*What you should do*
Locate the string "left" in the records below. Copy every line where it occurs.

*Material for this task*
────────────────────

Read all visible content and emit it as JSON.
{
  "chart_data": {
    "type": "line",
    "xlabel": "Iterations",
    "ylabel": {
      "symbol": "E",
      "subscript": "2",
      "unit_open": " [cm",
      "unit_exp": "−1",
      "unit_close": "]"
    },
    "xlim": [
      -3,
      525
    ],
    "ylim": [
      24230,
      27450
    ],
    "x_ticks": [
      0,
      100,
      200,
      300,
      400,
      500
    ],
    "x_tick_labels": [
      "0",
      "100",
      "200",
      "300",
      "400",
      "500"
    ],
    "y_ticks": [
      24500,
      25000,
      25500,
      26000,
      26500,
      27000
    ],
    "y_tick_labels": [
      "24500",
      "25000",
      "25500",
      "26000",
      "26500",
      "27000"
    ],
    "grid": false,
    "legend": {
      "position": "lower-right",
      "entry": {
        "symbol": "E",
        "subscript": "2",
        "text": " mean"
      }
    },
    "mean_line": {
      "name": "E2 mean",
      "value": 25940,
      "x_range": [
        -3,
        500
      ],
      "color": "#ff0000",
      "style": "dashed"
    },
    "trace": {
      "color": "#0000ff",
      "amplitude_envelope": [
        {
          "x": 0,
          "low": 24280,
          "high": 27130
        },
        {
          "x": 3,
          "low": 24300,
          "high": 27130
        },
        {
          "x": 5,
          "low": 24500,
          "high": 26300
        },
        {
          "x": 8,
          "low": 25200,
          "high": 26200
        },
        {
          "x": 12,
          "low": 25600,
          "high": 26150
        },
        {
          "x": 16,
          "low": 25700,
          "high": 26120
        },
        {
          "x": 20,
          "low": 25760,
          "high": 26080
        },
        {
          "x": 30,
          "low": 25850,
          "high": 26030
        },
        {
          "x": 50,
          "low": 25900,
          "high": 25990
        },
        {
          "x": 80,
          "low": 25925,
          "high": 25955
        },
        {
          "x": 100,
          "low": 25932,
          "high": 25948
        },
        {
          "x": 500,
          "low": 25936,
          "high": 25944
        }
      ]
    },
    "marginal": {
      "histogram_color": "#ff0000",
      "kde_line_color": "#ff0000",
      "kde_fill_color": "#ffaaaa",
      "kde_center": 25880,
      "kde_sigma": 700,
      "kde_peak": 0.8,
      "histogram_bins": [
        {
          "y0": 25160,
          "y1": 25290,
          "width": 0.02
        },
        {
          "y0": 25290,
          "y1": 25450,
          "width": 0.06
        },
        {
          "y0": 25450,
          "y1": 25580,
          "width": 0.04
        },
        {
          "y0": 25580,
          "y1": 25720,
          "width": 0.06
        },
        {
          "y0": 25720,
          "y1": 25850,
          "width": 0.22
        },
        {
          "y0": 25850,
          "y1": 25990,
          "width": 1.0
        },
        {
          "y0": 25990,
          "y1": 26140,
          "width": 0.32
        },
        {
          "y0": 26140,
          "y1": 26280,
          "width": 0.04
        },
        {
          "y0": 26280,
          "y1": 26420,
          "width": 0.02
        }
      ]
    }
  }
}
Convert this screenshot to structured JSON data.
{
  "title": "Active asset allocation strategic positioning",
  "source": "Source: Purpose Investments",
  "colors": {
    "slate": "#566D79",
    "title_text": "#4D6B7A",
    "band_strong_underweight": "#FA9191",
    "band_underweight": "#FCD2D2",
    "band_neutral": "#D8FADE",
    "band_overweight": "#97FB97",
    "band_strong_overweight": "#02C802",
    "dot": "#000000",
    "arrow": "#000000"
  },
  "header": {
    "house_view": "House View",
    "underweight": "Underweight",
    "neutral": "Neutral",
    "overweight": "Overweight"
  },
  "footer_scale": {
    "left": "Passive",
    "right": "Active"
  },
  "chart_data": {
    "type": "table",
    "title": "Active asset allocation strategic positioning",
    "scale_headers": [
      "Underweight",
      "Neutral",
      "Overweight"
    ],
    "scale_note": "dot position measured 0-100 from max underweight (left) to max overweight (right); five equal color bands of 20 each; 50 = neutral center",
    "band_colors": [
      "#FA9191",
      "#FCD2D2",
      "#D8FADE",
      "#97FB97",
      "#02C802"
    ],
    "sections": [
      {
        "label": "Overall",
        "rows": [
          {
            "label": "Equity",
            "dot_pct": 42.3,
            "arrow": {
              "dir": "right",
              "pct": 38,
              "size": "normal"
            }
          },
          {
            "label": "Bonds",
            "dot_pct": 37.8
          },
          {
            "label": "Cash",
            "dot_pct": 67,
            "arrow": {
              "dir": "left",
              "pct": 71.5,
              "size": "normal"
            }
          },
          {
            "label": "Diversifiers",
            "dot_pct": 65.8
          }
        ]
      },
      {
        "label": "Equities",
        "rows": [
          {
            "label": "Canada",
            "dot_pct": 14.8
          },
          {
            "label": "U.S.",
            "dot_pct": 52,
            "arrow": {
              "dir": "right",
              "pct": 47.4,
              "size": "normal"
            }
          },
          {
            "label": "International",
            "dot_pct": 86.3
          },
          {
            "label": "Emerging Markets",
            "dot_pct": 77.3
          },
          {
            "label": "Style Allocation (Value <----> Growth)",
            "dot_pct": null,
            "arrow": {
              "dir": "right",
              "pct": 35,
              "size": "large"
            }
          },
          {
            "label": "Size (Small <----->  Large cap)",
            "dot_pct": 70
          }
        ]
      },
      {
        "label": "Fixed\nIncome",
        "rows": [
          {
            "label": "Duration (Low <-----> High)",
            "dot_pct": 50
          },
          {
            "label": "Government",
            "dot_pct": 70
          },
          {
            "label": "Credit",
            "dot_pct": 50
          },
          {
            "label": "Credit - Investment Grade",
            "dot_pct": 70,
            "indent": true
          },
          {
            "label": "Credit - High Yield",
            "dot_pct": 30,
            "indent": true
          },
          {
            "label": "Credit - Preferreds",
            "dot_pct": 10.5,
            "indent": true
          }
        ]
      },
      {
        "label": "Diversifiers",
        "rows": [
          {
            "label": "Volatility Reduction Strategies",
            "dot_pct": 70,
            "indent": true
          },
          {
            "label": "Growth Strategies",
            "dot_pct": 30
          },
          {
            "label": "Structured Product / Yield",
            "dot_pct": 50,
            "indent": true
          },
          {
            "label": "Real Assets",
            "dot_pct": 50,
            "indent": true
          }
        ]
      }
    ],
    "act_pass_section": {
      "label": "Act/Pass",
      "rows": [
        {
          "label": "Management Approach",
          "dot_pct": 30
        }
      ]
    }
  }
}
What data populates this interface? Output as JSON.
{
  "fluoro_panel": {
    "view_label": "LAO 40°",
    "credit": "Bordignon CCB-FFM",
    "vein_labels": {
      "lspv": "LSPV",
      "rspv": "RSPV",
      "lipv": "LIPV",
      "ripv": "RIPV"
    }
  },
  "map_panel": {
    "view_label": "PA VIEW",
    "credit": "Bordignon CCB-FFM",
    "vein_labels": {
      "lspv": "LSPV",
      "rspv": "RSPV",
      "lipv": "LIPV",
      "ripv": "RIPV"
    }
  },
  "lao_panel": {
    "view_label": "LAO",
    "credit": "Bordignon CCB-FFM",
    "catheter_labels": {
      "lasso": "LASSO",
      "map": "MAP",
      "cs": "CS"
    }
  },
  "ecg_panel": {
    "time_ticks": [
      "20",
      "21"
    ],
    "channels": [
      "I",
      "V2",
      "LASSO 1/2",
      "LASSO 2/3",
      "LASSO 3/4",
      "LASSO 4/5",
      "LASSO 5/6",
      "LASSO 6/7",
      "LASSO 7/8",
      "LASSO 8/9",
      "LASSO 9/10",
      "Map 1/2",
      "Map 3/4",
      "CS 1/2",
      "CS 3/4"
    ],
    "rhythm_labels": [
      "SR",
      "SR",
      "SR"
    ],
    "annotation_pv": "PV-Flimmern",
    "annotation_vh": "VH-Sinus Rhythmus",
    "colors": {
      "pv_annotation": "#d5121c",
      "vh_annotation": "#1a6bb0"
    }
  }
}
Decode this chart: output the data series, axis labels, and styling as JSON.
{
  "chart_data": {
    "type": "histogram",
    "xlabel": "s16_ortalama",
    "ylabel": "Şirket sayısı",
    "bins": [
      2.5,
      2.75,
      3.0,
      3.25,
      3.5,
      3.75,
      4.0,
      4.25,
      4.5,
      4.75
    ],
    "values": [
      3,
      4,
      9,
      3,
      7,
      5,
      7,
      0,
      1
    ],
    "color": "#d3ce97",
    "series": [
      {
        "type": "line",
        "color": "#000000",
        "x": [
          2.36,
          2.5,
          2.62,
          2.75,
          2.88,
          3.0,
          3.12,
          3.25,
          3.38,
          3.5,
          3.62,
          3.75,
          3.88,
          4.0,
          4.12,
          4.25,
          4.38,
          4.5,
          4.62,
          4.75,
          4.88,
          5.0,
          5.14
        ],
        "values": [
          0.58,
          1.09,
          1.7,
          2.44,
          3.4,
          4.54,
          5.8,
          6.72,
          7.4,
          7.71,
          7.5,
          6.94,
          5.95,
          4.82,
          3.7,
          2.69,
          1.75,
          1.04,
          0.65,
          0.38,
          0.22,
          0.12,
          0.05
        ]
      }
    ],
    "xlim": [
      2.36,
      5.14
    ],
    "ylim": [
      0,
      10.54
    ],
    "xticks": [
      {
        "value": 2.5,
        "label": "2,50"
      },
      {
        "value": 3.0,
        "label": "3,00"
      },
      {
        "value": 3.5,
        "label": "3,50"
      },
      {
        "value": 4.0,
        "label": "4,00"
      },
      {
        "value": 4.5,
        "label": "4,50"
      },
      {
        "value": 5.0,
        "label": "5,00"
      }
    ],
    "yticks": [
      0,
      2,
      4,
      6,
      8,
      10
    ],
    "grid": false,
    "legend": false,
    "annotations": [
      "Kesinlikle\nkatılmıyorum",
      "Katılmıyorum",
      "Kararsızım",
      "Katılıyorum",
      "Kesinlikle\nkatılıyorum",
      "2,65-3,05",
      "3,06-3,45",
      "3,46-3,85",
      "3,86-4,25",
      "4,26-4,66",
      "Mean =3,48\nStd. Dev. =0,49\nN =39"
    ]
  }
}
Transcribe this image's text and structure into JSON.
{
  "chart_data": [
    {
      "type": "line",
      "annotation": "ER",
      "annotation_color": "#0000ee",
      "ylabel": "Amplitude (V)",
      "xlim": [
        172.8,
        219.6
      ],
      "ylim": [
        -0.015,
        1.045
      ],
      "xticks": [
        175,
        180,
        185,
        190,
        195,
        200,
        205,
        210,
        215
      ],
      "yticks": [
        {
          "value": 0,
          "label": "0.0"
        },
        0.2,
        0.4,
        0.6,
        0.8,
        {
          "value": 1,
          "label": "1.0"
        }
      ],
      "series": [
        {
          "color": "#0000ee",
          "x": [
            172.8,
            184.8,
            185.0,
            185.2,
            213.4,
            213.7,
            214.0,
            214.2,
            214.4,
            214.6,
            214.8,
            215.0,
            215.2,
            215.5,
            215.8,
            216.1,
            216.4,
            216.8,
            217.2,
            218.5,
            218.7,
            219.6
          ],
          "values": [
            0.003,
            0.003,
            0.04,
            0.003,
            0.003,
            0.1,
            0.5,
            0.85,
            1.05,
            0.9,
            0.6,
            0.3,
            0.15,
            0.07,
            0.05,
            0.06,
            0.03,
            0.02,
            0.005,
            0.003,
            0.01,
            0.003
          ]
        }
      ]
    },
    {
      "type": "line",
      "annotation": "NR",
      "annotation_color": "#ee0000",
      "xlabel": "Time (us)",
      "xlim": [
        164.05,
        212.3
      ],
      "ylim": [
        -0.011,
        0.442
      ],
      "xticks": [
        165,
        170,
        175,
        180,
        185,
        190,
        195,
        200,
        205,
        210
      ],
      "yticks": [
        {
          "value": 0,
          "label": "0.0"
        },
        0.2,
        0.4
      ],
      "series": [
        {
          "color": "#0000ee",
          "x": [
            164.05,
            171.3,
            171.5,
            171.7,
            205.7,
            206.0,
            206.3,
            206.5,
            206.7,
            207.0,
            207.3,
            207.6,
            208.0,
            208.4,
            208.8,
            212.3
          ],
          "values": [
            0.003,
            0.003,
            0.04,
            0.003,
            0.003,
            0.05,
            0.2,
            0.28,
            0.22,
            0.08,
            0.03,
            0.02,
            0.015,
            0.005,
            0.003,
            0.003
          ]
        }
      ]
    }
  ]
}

────────────────────

*Response below*
    "left": "Passive",
    "scale_note": "dot position measured 0-100 from max underweight (left) to max overweight (right); five equal color bands of 20 each; 50 = neutral center",
              "dir": "left",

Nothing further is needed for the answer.